Task brief: Can all of these lines be returned exactly?

Dataset content:
::::

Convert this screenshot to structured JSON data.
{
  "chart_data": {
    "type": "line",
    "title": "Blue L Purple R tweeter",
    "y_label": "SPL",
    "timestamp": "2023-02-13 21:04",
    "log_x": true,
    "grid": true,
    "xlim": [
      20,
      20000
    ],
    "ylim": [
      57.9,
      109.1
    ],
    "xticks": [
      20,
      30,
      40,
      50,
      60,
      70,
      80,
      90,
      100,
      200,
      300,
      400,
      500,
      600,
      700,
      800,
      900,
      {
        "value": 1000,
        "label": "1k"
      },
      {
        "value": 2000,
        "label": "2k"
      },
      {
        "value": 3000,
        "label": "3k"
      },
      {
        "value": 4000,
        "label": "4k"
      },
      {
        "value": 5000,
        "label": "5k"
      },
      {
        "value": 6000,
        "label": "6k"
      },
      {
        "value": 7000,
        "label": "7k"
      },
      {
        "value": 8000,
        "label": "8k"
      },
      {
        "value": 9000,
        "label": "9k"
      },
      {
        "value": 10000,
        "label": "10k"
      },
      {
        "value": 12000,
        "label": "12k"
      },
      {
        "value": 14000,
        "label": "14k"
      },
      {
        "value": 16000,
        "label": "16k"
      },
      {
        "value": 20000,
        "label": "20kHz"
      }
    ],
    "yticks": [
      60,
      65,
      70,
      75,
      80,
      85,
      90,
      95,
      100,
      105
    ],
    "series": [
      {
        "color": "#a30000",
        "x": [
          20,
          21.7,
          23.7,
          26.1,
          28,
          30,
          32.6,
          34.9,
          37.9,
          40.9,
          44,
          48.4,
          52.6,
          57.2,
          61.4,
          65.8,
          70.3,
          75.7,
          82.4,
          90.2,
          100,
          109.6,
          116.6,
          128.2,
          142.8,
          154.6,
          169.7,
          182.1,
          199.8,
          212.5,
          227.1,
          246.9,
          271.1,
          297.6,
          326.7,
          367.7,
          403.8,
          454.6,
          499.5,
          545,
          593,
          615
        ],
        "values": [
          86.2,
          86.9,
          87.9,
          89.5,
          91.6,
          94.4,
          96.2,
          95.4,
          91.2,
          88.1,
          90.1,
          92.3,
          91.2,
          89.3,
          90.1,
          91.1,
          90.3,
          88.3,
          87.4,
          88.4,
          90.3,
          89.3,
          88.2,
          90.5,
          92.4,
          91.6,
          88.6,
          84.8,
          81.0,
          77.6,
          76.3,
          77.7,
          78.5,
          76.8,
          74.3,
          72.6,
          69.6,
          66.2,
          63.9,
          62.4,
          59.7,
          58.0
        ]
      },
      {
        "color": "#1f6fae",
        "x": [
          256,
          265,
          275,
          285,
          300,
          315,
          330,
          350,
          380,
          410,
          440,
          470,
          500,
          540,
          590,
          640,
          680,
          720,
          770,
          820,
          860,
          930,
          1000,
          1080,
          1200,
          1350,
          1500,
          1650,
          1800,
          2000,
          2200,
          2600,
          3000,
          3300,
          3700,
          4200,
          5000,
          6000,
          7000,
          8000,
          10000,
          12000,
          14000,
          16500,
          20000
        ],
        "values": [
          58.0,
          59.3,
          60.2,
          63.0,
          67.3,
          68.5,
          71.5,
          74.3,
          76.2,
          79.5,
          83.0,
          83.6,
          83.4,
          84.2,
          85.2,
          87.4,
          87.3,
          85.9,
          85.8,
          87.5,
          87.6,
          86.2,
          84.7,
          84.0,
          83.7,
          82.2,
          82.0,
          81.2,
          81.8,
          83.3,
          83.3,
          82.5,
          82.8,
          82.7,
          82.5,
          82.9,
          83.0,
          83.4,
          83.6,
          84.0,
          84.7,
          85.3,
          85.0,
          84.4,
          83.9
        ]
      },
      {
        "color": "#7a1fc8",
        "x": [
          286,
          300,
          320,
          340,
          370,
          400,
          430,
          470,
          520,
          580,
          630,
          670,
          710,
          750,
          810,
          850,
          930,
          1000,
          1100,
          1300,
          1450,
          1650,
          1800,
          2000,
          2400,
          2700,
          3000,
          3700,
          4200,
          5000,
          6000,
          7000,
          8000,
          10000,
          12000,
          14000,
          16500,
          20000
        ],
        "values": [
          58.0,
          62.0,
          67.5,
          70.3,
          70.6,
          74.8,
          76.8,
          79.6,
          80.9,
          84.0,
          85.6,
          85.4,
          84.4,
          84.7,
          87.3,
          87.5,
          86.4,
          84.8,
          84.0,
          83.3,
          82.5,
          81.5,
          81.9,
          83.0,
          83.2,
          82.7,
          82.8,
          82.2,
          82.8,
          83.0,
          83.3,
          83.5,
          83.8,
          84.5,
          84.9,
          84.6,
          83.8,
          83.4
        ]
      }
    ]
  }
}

::::

Answer to this task:
Convert this screenshot to structured JSON data.
{
  "chart_data": {
    "type": "line",
    "title": "Blue L Purple R tweeter",
    "y_label": "SPL",
    "timestamp": "2023-02-13 21:04",
    "log_x": true,
    "grid": true,
    "xlim": [
      20,
      20000
    ],
    "ylim": [
      57.9,
      109.1
    ],
    "xticks": [
      20,
      30,
      40,
      50,
      60,
      70,
      80,
      90,
      100,
      200,
      300,
      400,
      500,
      600,
      700,
      800,
      900,
      {
        "value": 1000,
        "label": "1k"
      },
      {
        "value": 2000,
        "label": "2k"
      },
      {
        "value": 3000,
        "label": "3k"
      },
      {
        "value": 4000,
        "label": "4k"
      },
      {
        "value": 5000,
        "label": "5k"
      },
      {
        "value": 6000,
        "label": "6k"
      },
      {
        "value": 7000,
        "label": "7k"
      },
      {
        "value": 8000,
        "label": "8k"
      },
      {
        "value": 9000,
        "label": "9k"
      },
      {
        "value": 10000,
        "label": "10k"
      },
      {
        "value": 12000,
        "label": "12k"
      },
      {
        "value": 14000,
        "label": "14k"
      },
      {
        "value": 16000,
        "label": "16k"
      },
      {
        "value": 20000,
        "label": "20kHz"
      }
    ],
    "yticks": [
      60,
      65,
      70,
      75,
      80,
      85,
      90,
      95,
      100,
      105
    ],
    "series": [
      {
        "color": "#a30000",
        "x": [
          20,
          21.7,
          23.7,
          26.1,
          28,
          30,
          32.6,
          34.9,
          37.9,
          40.9,
          44,
          48.4,
          52.6,
          57.2,
          61.4,
          65.8,
          70.3,
          75.7,
          82.4,
          90.2,
          100,
          109.6,
          116.6,
          128.2,
          142.8,
          154.6,
          169.7,
          182.1,
          199.8,
          212.5,
          227.1,
          246.9,
          271.1,
          297.6,
          326.7,
          367.7,
          403.8,
          454.6,
          499.5,
          545,
          593,
          615
        ],
        "values": [
          86.2,
          86.9,
          87.9,
          89.5,
          91.6,
          94.4,
          96.2,
          95.4,
          91.2,
          88.1,
          90.1,
          92.3,
          91.2,
          89.3,
          90.1,
          91.1,
          90.3,
          88.3,
          87.4,
          88.4,
          90.3,
          89.3,
          88.2,
          90.5,
          92.4,
          91.6,
          88.6,
          84.8,
          81.0,
          77.6,
          76.3,
          77.7,
          78.5,
          76.8,
          74.3,
          72.6,
          69.6,
          66.2,
          63.9,
          62.4,
          59.7,
          58.0
        ]
      },
      {
        "color": "#1f6fae",
        "x": [
          256,
          265,
          275,
          285,
          300,
          315,
          330,
          350,
          380,
          410,
          440,
          470,
          500,
          540,
          590,
          640,
          680,
          720,
          770,
          820,
          860,
          930,
          1000,
          1080,
          1200,
          1350,
          1500,
          1650,
          1800,
          2000,
          2200,
          2600,
          3000,
          3300,
          3700,
          4200,
          5000,
          6000,
          7000,
          8000,
          10000,
          12000,
          14000,
          16500,
          20000
        ],
        "values": [
          58.0,
          59.3,
          60.2,
          63.0,
          67.3,
          68.5,
          71.5,
          74.3,
          76.2,
          79.5,
          83.0,
          83.6,
          83.4,
          84.2,
          85.2,
          87.4,
          87.3,
          85.9,
          85.8,
          87.5,
          87.6,
          86.2,
          84.7,
          84.0,
          83.7,
          82.2,
          82.0,
          81.2,
          81.8,
          83.3,
          83.3,
          82.5,
          82.8,
          82.7,
          82.5,
          82.9,
          83.0,
          83.4,
          83.6,
          84.0,
          84.7,
          85.3,
          85.0,
          84.4,
          83.9
        ]
      },
      {
        "color": "#7a1fc8",
        "x": [
          286,
          300,
          320,
          340,
          370,
          400,
          430,
          470,
          520,
          580,
          630,
          670,
          710,
          750,
          810,
          850,
          930,
          1000,
          1100,
          1300,
          1450,
          1650,
          1800,
          2000,
          2400,
          2700,
          3000,
          3700,
          4200,
          5000,
          6000,
          7000,
          8000,
          10000,
          12000,
          14000,
          16500,
          20000
        ],
        "values": [
          58.0,
          62.0,
          67.5,
          70.3,
          70.6,
          74.8,
          76.8,
          79.6,
          80.9,
          84.0,
          85.6,
          85.4,
          84.4,
          84.7,
          87.3,
          87.5,
          86.4,
          84.8,
          84.0,
          83.3,
          82.5,
          81.5,
          81.9,
          83.0,
          83.2,
          82.7,
          82.8,
          82.2,
          82.8,
          83.0,
          83.3,
          83.5,
          83.8,
          84.5,
          84.9,
          84.6,
          83.8,
          83.4
        ]
      }
    ]
  }
}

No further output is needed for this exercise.